Passage to read |
:::::
The Tragedy Deepens

About a year ago, I wrote an article for World Magazine called, “The Tragedy of Transgenderism.” I encourage you to review the short piece, written to introduce people to the oncoming phenomenon of gender distress and self-chosen identities I knew we would witness. What strikes me in re-reading the article is how the official incidence of gender dysphoria I cited now seems quite low compared to what we are seeing.


I need to make a correction to that article: The figures I used (1 in 10,000 to 13,000 men and 1 in 20,000 to 34,000 women), I now realize in


reviewing my sources, were not from DSM-5 (Diagnostic and Statistical Manual of Mental Disorders) as I stated, but from a study done in the American Journal of Public Health on Veterans (2013), and earlier studies from the Netherlands and Belgium. But the DSM-5 figures on incidence of gender dysphoria are not so different: more like 1 in 7,150 to 20,000 adult men and 1 in 33,000 to 50,000 adult women. These rates are lower but come along with a disclaimer from DSM-5 that they might be underestimates.
:::::
Supplied material |
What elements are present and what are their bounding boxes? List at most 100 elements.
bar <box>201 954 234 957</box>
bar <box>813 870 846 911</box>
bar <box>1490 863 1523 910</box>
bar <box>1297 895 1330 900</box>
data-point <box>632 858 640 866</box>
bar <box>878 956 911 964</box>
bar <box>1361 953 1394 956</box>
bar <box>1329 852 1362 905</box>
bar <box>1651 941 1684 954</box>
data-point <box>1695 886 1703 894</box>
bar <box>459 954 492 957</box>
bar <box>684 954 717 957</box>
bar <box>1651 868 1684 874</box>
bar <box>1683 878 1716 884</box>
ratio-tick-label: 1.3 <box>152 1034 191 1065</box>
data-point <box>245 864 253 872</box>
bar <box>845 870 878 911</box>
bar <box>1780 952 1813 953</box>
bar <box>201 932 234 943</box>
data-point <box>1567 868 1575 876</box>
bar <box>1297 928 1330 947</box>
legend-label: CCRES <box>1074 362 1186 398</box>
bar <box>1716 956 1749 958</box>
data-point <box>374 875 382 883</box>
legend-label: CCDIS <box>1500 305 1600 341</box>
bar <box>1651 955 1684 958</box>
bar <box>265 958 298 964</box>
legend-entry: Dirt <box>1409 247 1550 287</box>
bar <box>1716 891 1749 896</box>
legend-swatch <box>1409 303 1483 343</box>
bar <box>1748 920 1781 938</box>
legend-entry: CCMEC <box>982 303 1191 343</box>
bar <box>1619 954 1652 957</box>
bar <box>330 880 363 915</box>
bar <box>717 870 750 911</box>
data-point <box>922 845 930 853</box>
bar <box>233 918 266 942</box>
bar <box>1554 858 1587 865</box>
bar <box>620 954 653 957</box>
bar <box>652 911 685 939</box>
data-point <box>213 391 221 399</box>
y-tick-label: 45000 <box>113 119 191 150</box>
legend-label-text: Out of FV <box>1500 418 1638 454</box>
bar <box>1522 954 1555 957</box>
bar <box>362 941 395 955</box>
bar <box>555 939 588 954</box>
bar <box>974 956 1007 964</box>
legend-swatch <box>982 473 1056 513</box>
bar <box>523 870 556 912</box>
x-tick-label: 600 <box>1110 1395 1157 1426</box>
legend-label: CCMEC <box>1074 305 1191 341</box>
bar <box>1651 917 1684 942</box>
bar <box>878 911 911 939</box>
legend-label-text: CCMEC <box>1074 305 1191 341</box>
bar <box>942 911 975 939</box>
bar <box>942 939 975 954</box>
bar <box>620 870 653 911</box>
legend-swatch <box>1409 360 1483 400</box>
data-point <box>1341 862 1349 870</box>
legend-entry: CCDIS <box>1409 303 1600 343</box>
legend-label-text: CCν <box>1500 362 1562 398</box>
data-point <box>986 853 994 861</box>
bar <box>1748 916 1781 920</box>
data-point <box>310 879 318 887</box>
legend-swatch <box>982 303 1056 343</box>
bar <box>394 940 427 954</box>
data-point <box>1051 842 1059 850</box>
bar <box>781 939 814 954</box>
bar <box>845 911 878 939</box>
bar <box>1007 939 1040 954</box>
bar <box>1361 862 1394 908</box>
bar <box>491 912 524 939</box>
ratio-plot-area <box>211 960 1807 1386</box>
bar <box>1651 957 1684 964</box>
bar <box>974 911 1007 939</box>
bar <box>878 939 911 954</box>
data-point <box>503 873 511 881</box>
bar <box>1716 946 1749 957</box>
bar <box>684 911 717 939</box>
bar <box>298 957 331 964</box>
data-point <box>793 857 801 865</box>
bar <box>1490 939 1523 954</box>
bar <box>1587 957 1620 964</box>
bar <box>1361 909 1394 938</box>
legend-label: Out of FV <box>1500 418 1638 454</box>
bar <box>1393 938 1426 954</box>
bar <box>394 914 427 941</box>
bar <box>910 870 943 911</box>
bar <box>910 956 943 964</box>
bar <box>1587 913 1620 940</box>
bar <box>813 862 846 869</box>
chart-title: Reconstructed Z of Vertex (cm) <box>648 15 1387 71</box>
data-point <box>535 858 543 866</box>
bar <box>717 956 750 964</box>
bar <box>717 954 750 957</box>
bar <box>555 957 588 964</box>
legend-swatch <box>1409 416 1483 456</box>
:::::
Problem details | Reproduce in full, without any alteration, the article titled "The Tragedy Deepens" that appears at the top of the page.

Answer to this task |
The Tragedy Deepens

About a year ago, I wrote an article for World Magazine called, “The Tragedy of Transgenderism.” I encourage you to review the short piece, written to introduce people to the oncoming phenomenon of gender distress and self-chosen identities I knew we would witness. What strikes me in re-reading the article is how the official incidence of gender dysphoria I cited now seems quite low compared to what we are seeing.


I need to make a correction to that article: The figures I used (1 in 10,000 to 13,000 men and 1 in 20,000 to 34,000 women), I now realize in


reviewing my sources, were not from DSM-5 (Diagnostic and Statistical Manual of Mental Disorders) as I stated, but from a study done in the American Journal of Public Health on Veterans (2013), and earlier studies from the Netherlands and Belgium. But the DSM-5 figures on incidence of gender dysphoria are not so different: more like 1 in 7,150 to 20,000 adult men and 1 in 33,000 to 50,000 adult women. These rates are lower but come along with a disclaimer from DSM-5 that they might be underestimates.